DIRECTION
Copy every entry word for word. Skip the pictures.
TASK INPUT start
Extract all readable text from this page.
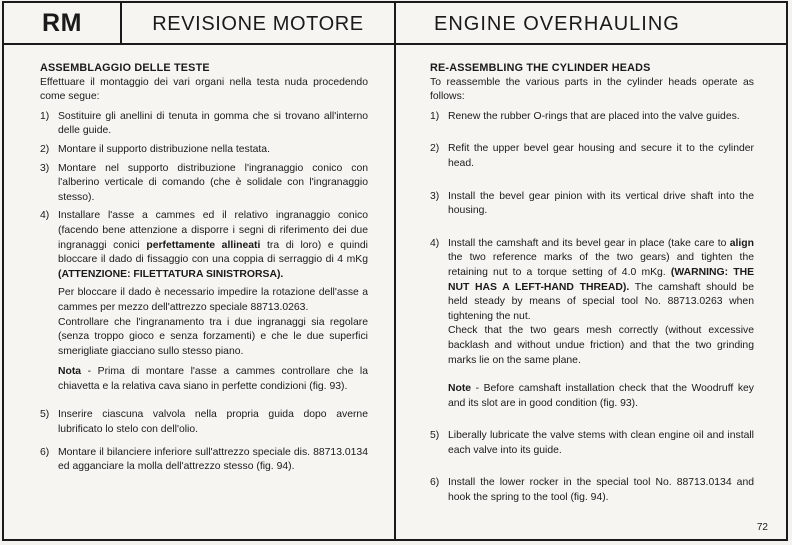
RM	REVISIONE MOTORE	ENGINE OVERHAULING

ASSEMBLAGGIO DELLE TESTE

Effettuare il montaggio dei vari organi nella testa nuda procedendo come segue:

1) Sostituire gli anellini di tenuta in gomma che si trovano all'interno delle guide.
2) Montare il supporto distribuzione nella testata.
3) Montare nel supporto distribuzione l'ingranaggio conico con l'alberino verticale di comando (che è solidale con l'ingranaggio stesso).
4) Installare l'asse a cammes ed il relativo ingranaggio conico (facendo bene attenzione a disporre i segni di riferimento dei due ingranaggi conici perfettamente allineati tra di loro) e quindi bloccare il dado di fissaggio con una coppia di serraggio di 4 mKg (ATTENZIONE: FILETTATURA SINISTRORSA).

Per bloccare il dado è necessario impedire la rotazione dell'asse a cammes per mezzo dell'attrezzo speciale 88713.0263.

Controllare che l'ingranamento tra i due ingranaggi sia regolare (senza troppo gioco e senza forzamenti) e che le due superfici smerigliate giacciano sullo stesso piano.

Nota - Prima di montare l'asse a cammes controllare che la chiavetta e la relativa cava siano in perfette condizioni (fig. 93).

5) Inserire ciascuna valvola nella propria guida dopo averne lubrificato lo stelo con dell'olio.
6) Montare il bilanciere inferiore sull'attrezzo speciale dis. 88713.0134 ed agganciare la molla dell'attrezzo stesso (fig. 94).

RE-ASSEMBLING THE CYLINDER HEADS

To reassemble the various parts in the cylinder heads operate as follows:

1) Renew the rubber O-rings that are placed into the valve guides.
2) Refit the upper bevel gear housing and secure it to the cylinder head.
3) Install the bevel gear pinion with its vertical drive shaft into the housing.
4) Install the camshaft and its bevel gear in place (take care to align the two reference marks of the two gears) and tighten the retaining nut to a torque setting of 4.0 mKg. (WARNING: THE NUT HAS A LEFT-HAND THREAD). The camshaft should be held steady by means of special tool No. 88713.0263 when tightening the nut.

Check that the two gears mesh correctly (without excessive backlash and without undue friction) and that the two grinding marks lie on the same plane.

Note - Before camshaft installation check that the Woodruff key and its slot are in good condition (fig. 93).

5) Liberally lubricate the valve stems with clean engine oil and install each valve into its guide.
6) Install the lower rocker in the special tool No. 88713.0134 and hook the spring to the tool (fig. 94).
72
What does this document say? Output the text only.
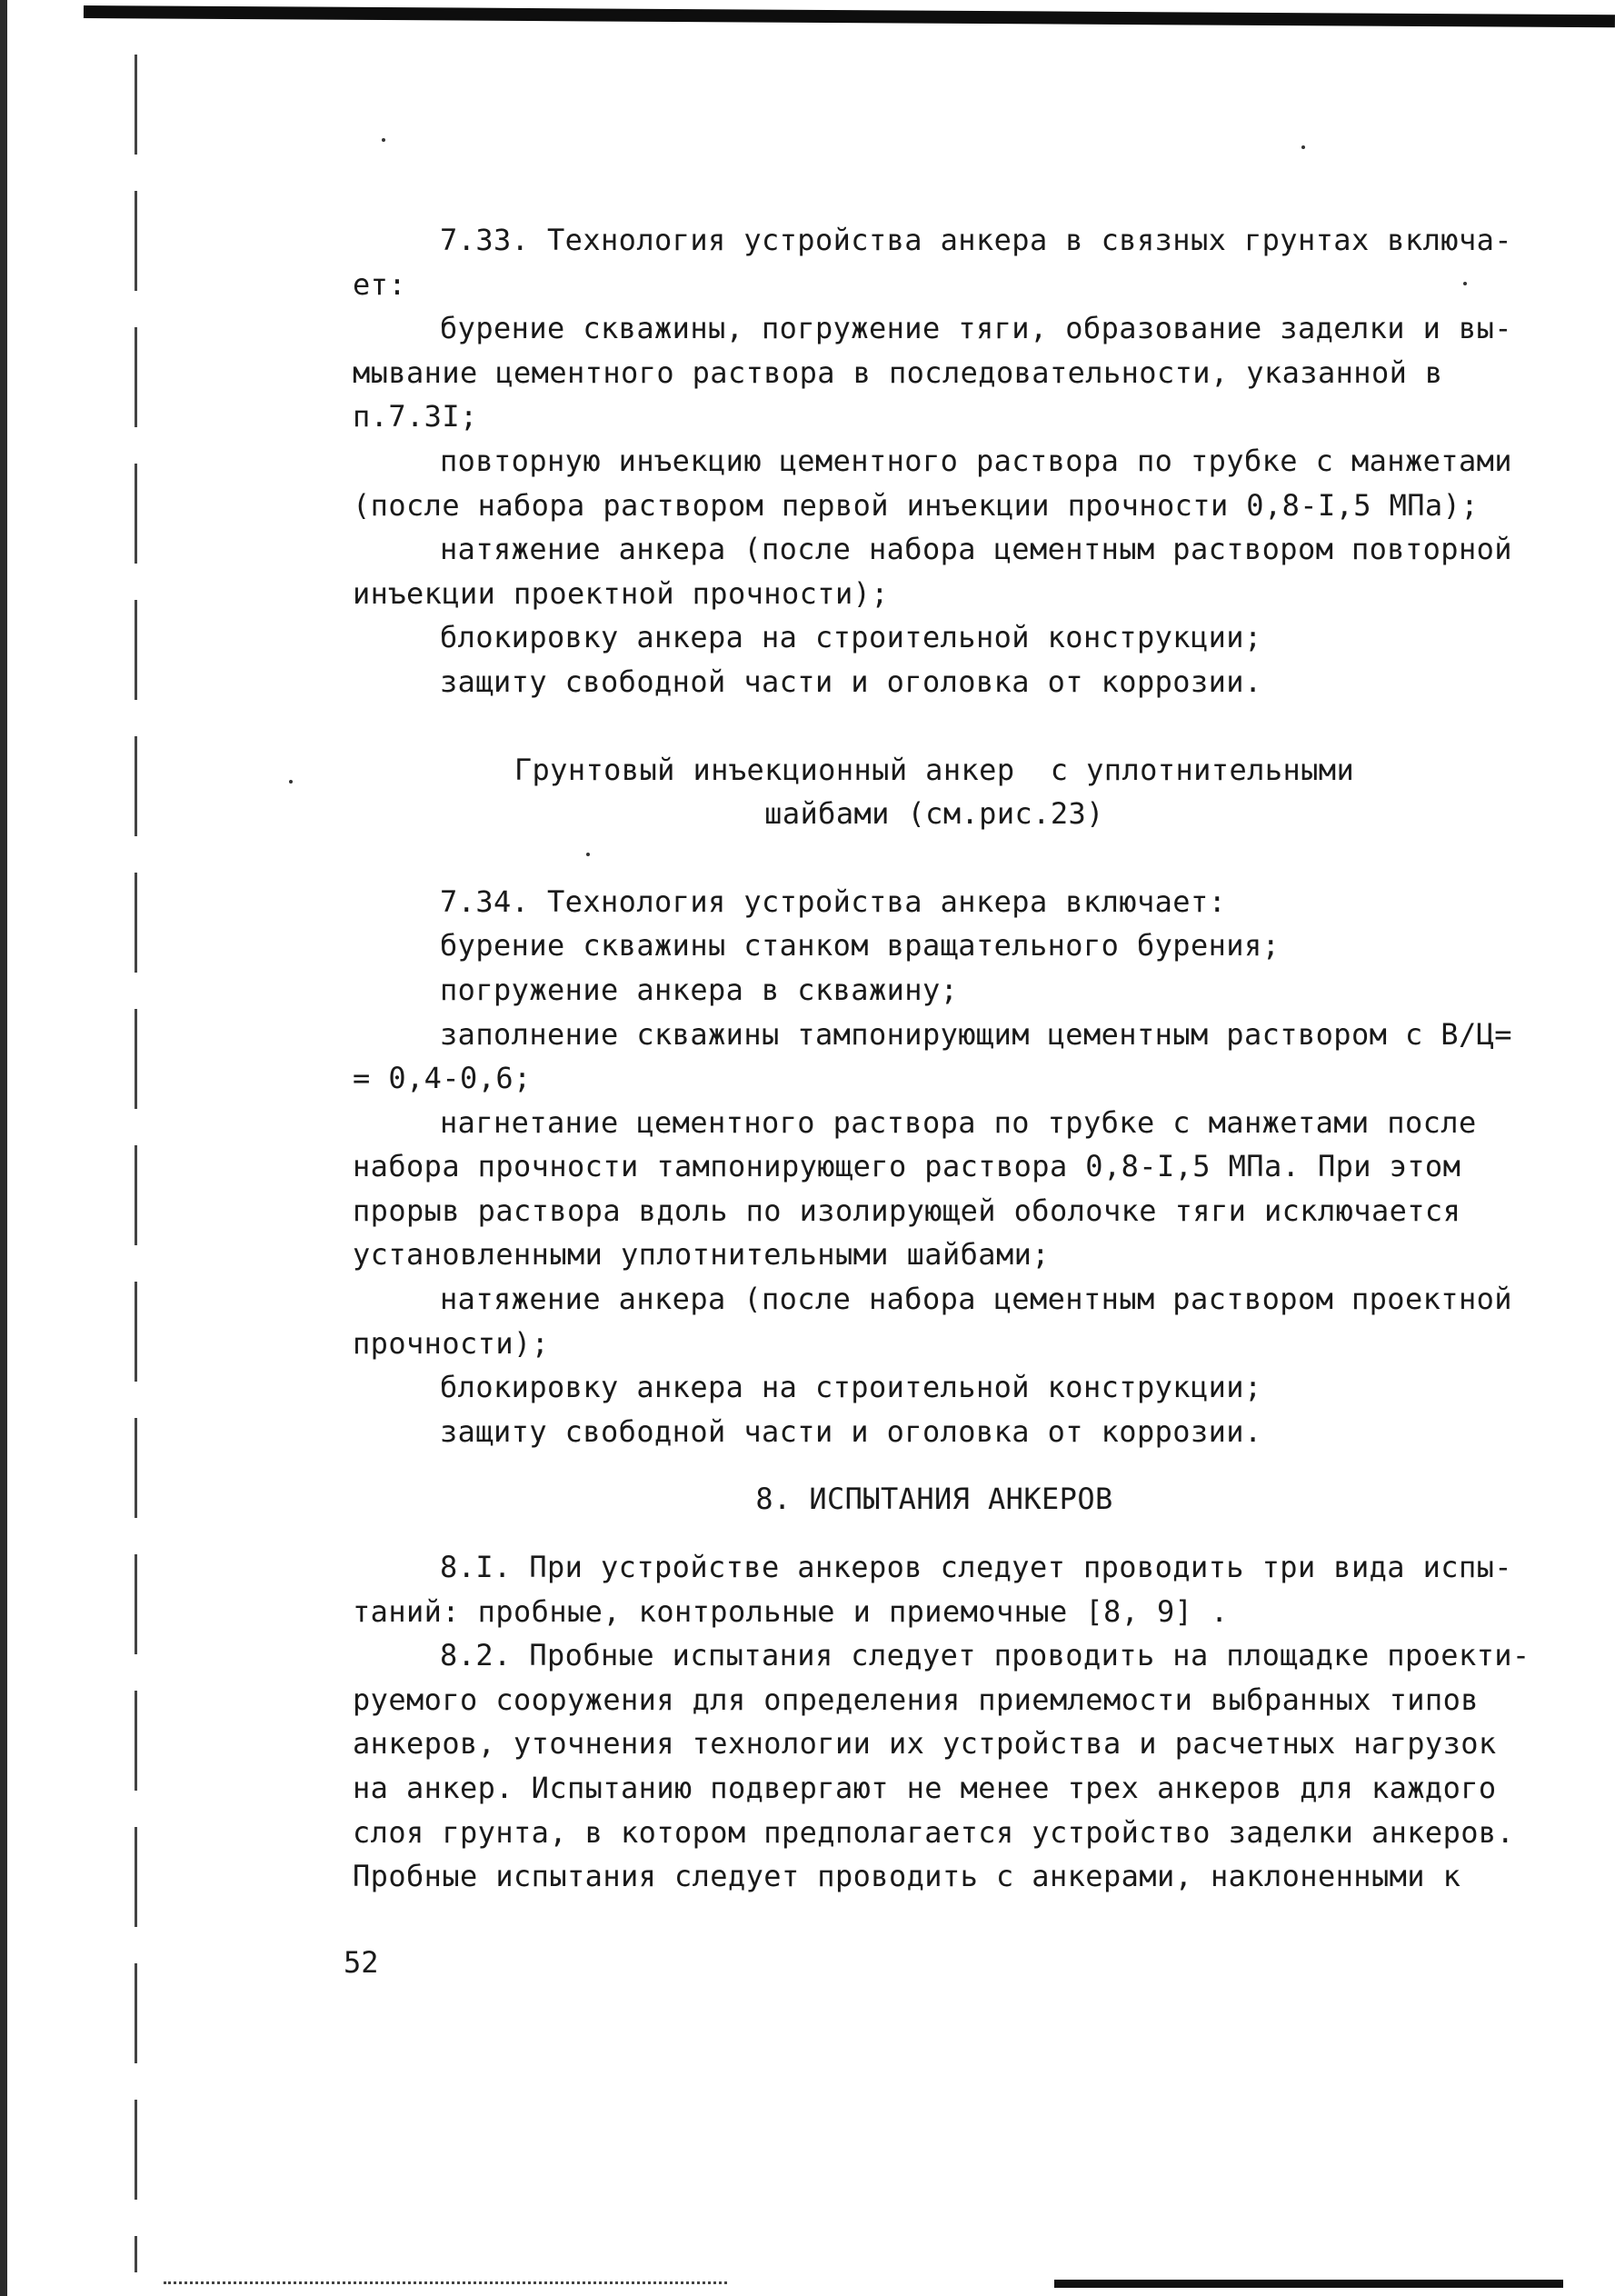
7.33. Технология устройства анкера в связных грунтах включа-
ет:
бурение скважины, погружение тяги, образование заделки и вы-
мывание цементного раствора в последовательности, указанной в
п.7.3I;
повторную инъекцию цементного раствора по трубке с манжетами
(после набора раствором первой инъекции прочности 0,8-I,5 МПа);
натяжение анкера (после набора цементным раствором повторной
инъекции проектной прочности);
блокировку анкера на строительной конструкции;
защиту свободной части и оголовка от коррозии.
Грунтовый инъекционный анкер  с уплотнительными
шайбами (см.рис.23)
7.34. Технология устройства анкера включает:
бурение скважины станком вращательного бурения;
погружение анкера в скважину;
заполнение скважины тампонирующим цементным раствором с В/Ц=
= 0,4-0,6;
нагнетание цементного раствора по трубке с манжетами после
набора прочности тампонирующего раствора 0,8-I,5 МПа. При этом
прорыв раствора вдоль по изолирующей оболочке тяги исключается
установленными уплотнительными шайбами;
натяжение анкера (после набора цементным раствором проектной
прочности);
блокировку анкера на строительной конструкции;
защиту свободной части и оголовка от коррозии.
8. ИСПЫТАНИЯ АНКЕРОВ
8.I. При устройстве анкеров следует проводить три вида испы-
таний: пробные, контрольные и приемочные [8, 9] .
8.2. Пробные испытания следует проводить на площадке проекти-
руемого сооружения для определения приемлемости выбранных типов
анкеров, уточнения технологии их устройства и расчетных нагрузок
на анкер. Испытанию подвергают не менее трех анкеров для каждого
слоя грунта, в котором предполагается устройство заделки анкеров.
Пробные испытания следует проводить с анкерами, наклоненными к
52
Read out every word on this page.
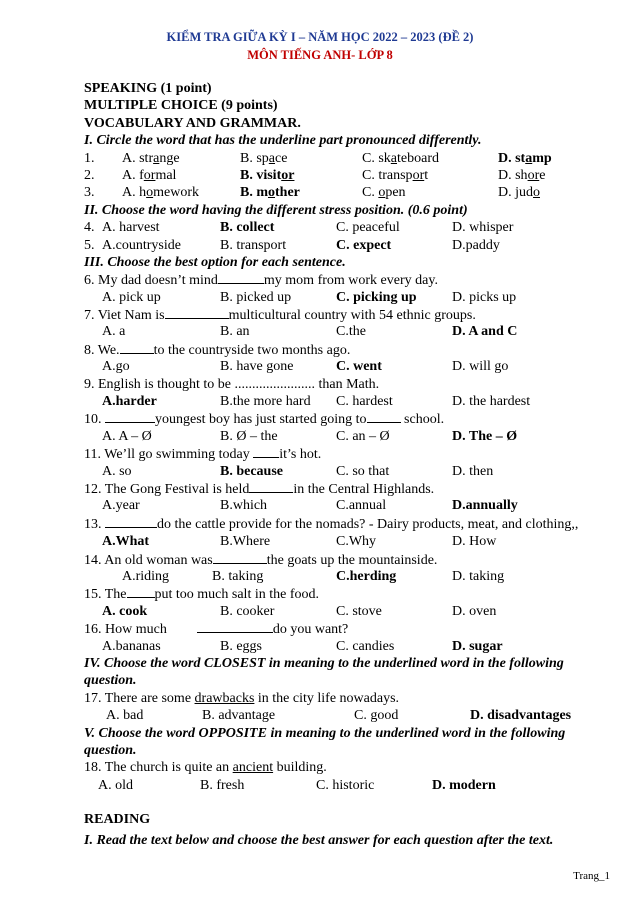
KIỂM TRA GIỮA KỲ I – NĂM HỌC 2022 – 2023 (ĐỀ 2)
MÔN TIẾNG ANH- LỚP 8
SPEAKING (1 point)
MULTIPLE CHOICE (9 points)
VOCABULARY AND GRAMMAR.
I. Circle the word that has the underline part pronounced differently.
1. A. strange	B. space	C. skateboard	D. stamp
2. A. formal	B. visitor	C. transport	D. shore
3. A. homework	B. mother	C. open	D. judo
II. Choose the word having the different stress position. (0.6 point)
4. A. harvest	B. collect	C. peaceful	D. whisper
5. A.countryside	B. transport	C. expect	D.paddy
III. Choose the best option for each sentence.
6. My dad doesn’t mind	my mom from work every day.
A. pick up	B. picked up	C. picking up	D. picks up
7. Viet Nam is	multicultural country with 54 ethnic groups.
A. a	B. an	C.the	D. A and C
8. We. to the countryside two months ago.
A.go	B. have gone	C. went	D. will go
9. English is thought to be ....................... than Math.
A.harder	B.the more hard C. hardest	D. the hardest
10.	youngest boy has just started going to	school.
A. A – Ø	B. Ø – the	C. an – Ø	D. The – Ø
11. We’ll go swimming today it’s hot.
A. so	B. because	C. so that	D. then
12. The Gong Festival is held	in the Central Highlands.
A.year	B.which	C.annual	D.annually
13.	do the cattle provide for the nomads? - Dairy products, meat, and clothing,,
A.What	B.Where	C.Why	D. How
14. An old woman was	the goats up the mountainside.
A.riding	B. taking	C.herding	D. taking
15. The put too much salt in the food.
A. cook	B. cooker	C. stove	D. oven
16. How much	do you want?
A.bananas	B. eggs	C. candies	D. sugar
IV. Choose the word CLOSEST in meaning to the underlined word in the following question.
17. There are some drawbacks in the city life nowadays.
A. bad	B. advantage	C. good	D. disadvantages
V. Choose the word OPPOSITE in meaning to the underlined word in the following question.
18. The church is quite an ancient building.
A. old	B. fresh	C. historic	D. modern
READING
I. Read the text below and choose the best answer for each question after the text.
Trang_1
TASK INPUT end
RESPONSE TO THIS EXERCISE
Extract all readable text from this page.
RM	REVISIONE MOTORE	ENGINE OVERHAULING

ASSEMBLAGGIO DELLE TESTE

Effettuare il montaggio dei vari organi nella testa nuda procedendo come segue:

1) Sostituire gli anellini di tenuta in gomma che si trovano all'interno delle guide.
2) Montare il supporto distribuzione nella testata.
3) Montare nel supporto distribuzione l'ingranaggio conico con l'alberino verticale di comando (che è solidale con l'ingranaggio stesso).
4) Installare l'asse a cammes ed il relativo ingranaggio conico (facendo bene attenzione a disporre i segni di riferimento dei due ingranaggi conici perfettamente allineati tra di loro) e quindi bloccare il dado di fissaggio con una coppia di serraggio di 4 mKg (ATTENZIONE: FILETTATURA SINISTRORSA).

Per bloccare il dado è necessario impedire la rotazione dell'asse a cammes per mezzo dell'attrezzo speciale 88713.0263.

Controllare che l'ingranamento tra i due ingranaggi sia regolare (senza troppo gioco e senza forzamenti) e che le due superfici smerigliate giacciano sullo stesso piano.

Nota - Prima di montare l'asse a cammes controllare che la chiavetta e la relativa cava siano in perfette condizioni (fig. 93).

5) Inserire ciascuna valvola nella propria guida dopo averne lubrificato lo stelo con dell'olio.
6) Montare il bilanciere inferiore sull'attrezzo speciale dis. 88713.0134 ed agganciare la molla dell'attrezzo stesso (fig. 94).

RE-ASSEMBLING THE CYLINDER HEADS

To reassemble the various parts in the cylinder heads operate as follows:

1) Renew the rubber O-rings that are placed into the valve guides.
2) Refit the upper bevel gear housing and secure it to the cylinder head.
3) Install the bevel gear pinion with its vertical drive shaft into the housing.
4) Install the camshaft and its bevel gear in place (take care to align the two reference marks of the two gears) and tighten the retaining nut to a torque setting of 4.0 mKg. (WARNING: THE NUT HAS A LEFT-HAND THREAD). The camshaft should be held steady by means of special tool No. 88713.0263 when tightening the nut.

Check that the two gears mesh correctly (without excessive backlash and without undue friction) and that the two grinding marks lie on the same plane.

Note - Before camshaft installation check that the Woodruff key and its slot are in good condition (fig. 93).

5) Liberally lubricate the valve stems with clean engine oil and install each valve into its guide.
6) Install the lower rocker in the special tool No. 88713.0134 and hook the spring to the tool (fig. 94).
72
What does this document say? Output the text only.
7.33. Технология устройства анкера в связных грунтах включа-
ет:
бурение скважины, погружение тяги, образование заделки и вы-
мывание цементного раствора в последовательности, указанной в
п.7.3I;
повторную инъекцию цементного раствора по трубке с манжетами
(после набора раствором первой инъекции прочности 0,8-I,5 МПа);
натяжение анкера (после набора цементным раствором повторной
инъекции проектной прочности);
блокировку анкера на строительной конструкции;
защиту свободной части и оголовка от коррозии.
Грунтовый инъекционный анкер  с уплотнительными
шайбами (см.рис.23)
7.34. Технология устройства анкера включает:
бурение скважины станком вращательного бурения;
погружение анкера в скважину;
заполнение скважины тампонирующим цементным раствором с В/Ц=
= 0,4-0,6;
нагнетание цементного раствора по трубке с манжетами после
набора прочности тампонирующего раствора 0,8-I,5 МПа. При этом
прорыв раствора вдоль по изолирующей оболочке тяги исключается
установленными уплотнительными шайбами;
натяжение анкера (после набора цементным раствором проектной
прочности);
блокировку анкера на строительной конструкции;
защиту свободной части и оголовка от коррозии.
8. ИСПЫТАНИЯ АНКЕРОВ
8.I. При устройстве анкеров следует проводить три вида испы-
таний: пробные, контрольные и приемочные [8, 9] .
8.2. Пробные испытания следует проводить на площадке проекти-
руемого сооружения для определения приемлемости выбранных типов
анкеров, уточнения технологии их устройства и расчетных нагрузок
на анкер. Испытанию подвергают не менее трех анкеров для каждого
слоя грунта, в котором предполагается устройство заделки анкеров.
Пробные испытания следует проводить с анкерами, наклоненными к
52
Read out every word on this page.
KIỂM TRA GIỮA KỲ I – NĂM HỌC 2022 – 2023 (ĐỀ 2)
MÔN TIẾNG ANH- LỚP 8
SPEAKING (1 point)
MULTIPLE CHOICE (9 points)
VOCABULARY AND GRAMMAR.
I. Circle the word that has the underline part pronounced differently.
1. A. strange	B. space	C. skateboard	D. stamp
2. A. formal	B. visitor	C. transport	D. shore
3. A. homework	B. mother	C. open	D. judo
II. Choose the word having the different stress position. (0.6 point)
4. A. harvest	B. collect	C. peaceful	D. whisper
5. A.countryside	B. transport	C. expect	D.paddy
III. Choose the best option for each sentence.
6. My dad doesn’t mind	my mom from work every day.
A. pick up	B. picked up	C. picking up	D. picks up
7. Viet Nam is	multicultural country with 54 ethnic groups.
A. a	B. an	C.the	D. A and C
8. We. to the countryside two months ago.
A.go	B. have gone	C. went	D. will go
9. English is thought to be ....................... than Math.
A.harder	B.the more hard C. hardest	D. the hardest
10.	youngest boy has just started going to	school.
A. A – Ø	B. Ø – the	C. an – Ø	D. The – Ø
11. We’ll go swimming today it’s hot.
A. so	B. because	C. so that	D. then
12. The Gong Festival is held	in the Central Highlands.
A.year	B.which	C.annual	D.annually
13.	do the cattle provide for the nomads? - Dairy products, meat, and clothing,,
A.What	B.Where	C.Why	D. How
14. An old woman was	the goats up the mountainside.
A.riding	B. taking	C.herding	D. taking
15. The put too much salt in the food.
A. cook	B. cooker	C. stove	D. oven
16. How much	do you want?
A.bananas	B. eggs	C. candies	D. sugar
IV. Choose the word CLOSEST in meaning to the underlined word in the following question.
17. There are some drawbacks in the city life nowadays.
A. bad	B. advantage	C. good	D. disadvantages
V. Choose the word OPPOSITE in meaning to the underlined word in the following question.
18. The church is quite an ancient building.
A. old	B. fresh	C. historic	D. modern
READING
I. Read the text below and choose the best answer for each question after the text.
Trang_1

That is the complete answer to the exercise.